***** Data rows *****

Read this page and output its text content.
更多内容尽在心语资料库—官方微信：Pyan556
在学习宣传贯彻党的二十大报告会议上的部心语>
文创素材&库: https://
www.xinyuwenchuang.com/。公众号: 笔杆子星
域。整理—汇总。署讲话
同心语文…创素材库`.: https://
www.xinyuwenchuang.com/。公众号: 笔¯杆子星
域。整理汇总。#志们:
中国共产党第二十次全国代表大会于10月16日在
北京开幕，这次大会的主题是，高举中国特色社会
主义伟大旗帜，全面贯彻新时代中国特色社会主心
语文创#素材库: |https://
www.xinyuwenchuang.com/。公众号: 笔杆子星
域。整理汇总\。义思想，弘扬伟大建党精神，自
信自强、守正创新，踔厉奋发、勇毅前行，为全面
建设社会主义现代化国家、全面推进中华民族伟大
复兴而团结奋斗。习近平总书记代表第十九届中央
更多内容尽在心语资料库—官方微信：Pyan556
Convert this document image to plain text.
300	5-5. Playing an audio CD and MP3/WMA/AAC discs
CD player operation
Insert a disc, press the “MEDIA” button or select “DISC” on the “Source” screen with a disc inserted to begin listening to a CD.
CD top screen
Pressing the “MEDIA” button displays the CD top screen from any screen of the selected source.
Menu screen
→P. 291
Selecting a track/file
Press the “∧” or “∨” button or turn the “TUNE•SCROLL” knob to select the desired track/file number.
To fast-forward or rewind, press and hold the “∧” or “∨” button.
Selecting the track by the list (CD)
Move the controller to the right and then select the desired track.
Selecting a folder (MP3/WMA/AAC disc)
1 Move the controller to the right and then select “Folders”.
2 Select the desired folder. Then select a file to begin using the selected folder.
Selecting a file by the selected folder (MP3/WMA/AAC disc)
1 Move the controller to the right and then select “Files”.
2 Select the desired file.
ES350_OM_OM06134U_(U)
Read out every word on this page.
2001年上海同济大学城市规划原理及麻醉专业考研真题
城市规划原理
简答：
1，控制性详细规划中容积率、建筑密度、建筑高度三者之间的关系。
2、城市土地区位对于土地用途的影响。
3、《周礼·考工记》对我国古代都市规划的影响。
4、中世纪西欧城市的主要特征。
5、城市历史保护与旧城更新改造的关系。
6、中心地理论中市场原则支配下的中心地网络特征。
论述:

*****

What to work on :: Type out the full listing again, exactly as given.

Written response ::
Read this page and output its text content.
更多内容尽在心语资料库—官方微信：Pyan556
在学习宣传贯彻党的二十大报告会议上的部心语>
文创素材&库: https://
www.xinyuwenchuang.com/。公众号: 笔杆子星
域。整理—汇总。署讲话
同心语文…创素材库`.: https://
www.xinyuwenchuang.com/。公众号: 笔¯杆子星
域。整理汇总。#志们:
中国共产党第二十次全国代表大会于10月16日在
北京开幕，这次大会的主题是，高举中国特色社会
主义伟大旗帜，全面贯彻新时代中国特色社会主心
语文创#素材库: |https://
www.xinyuwenchuang.com/。公众号: 笔杆子星
域。整理汇总\。义思想，弘扬伟大建党精神，自
信自强、守正创新，踔厉奋发、勇毅前行，为全面
建设社会主义现代化国家、全面推进中华民族伟大
复兴而团结奋斗。习近平总书记代表第十九届中央
更多内容尽在心语资料库—官方微信：Pyan556
Convert this document image to plain text.
300	5-5. Playing an audio CD and MP3/WMA/AAC discs
CD player operation
Insert a disc, press the “MEDIA” button or select “DISC” on the “Source” screen with a disc inserted to begin listening to a CD.
CD top screen
Pressing the “MEDIA” button displays the CD top screen from any screen of the selected source.
Menu screen
→P. 291
Selecting a track/file
Press the “∧” or “∨” button or turn the “TUNE•SCROLL” knob to select the desired track/file number.
To fast-forward or rewind, press and hold the “∧” or “∨” button.
Selecting the track by the list (CD)
Move the controller to the right and then select the desired track.
Selecting a folder (MP3/WMA/AAC disc)
1 Move the controller to the right and then select “Folders”.
2 Select the desired folder. Then select a file to begin using the selected folder.
Selecting a file by the selected folder (MP3/WMA/AAC disc)
1 Move the controller to the right and then select “Files”.
2 Select the desired file.
ES350_OM_OM06134U_(U)
Read out every word on this page.
2001年上海同济大学城市规划原理及麻醉专业考研真题
城市规划原理
简答：
1，控制性详细规划中容积率、建筑密度、建筑高度三者之间的关系。
2、城市土地区位对于土地用途的影响。
3、《周礼·考工记》对我国古代都市规划的影响。
4、中世纪西欧城市的主要特征。
5、城市历史保护与旧城更新改造的关系。
6、中心地理论中市场原则支配下的中心地网络特征。
论述:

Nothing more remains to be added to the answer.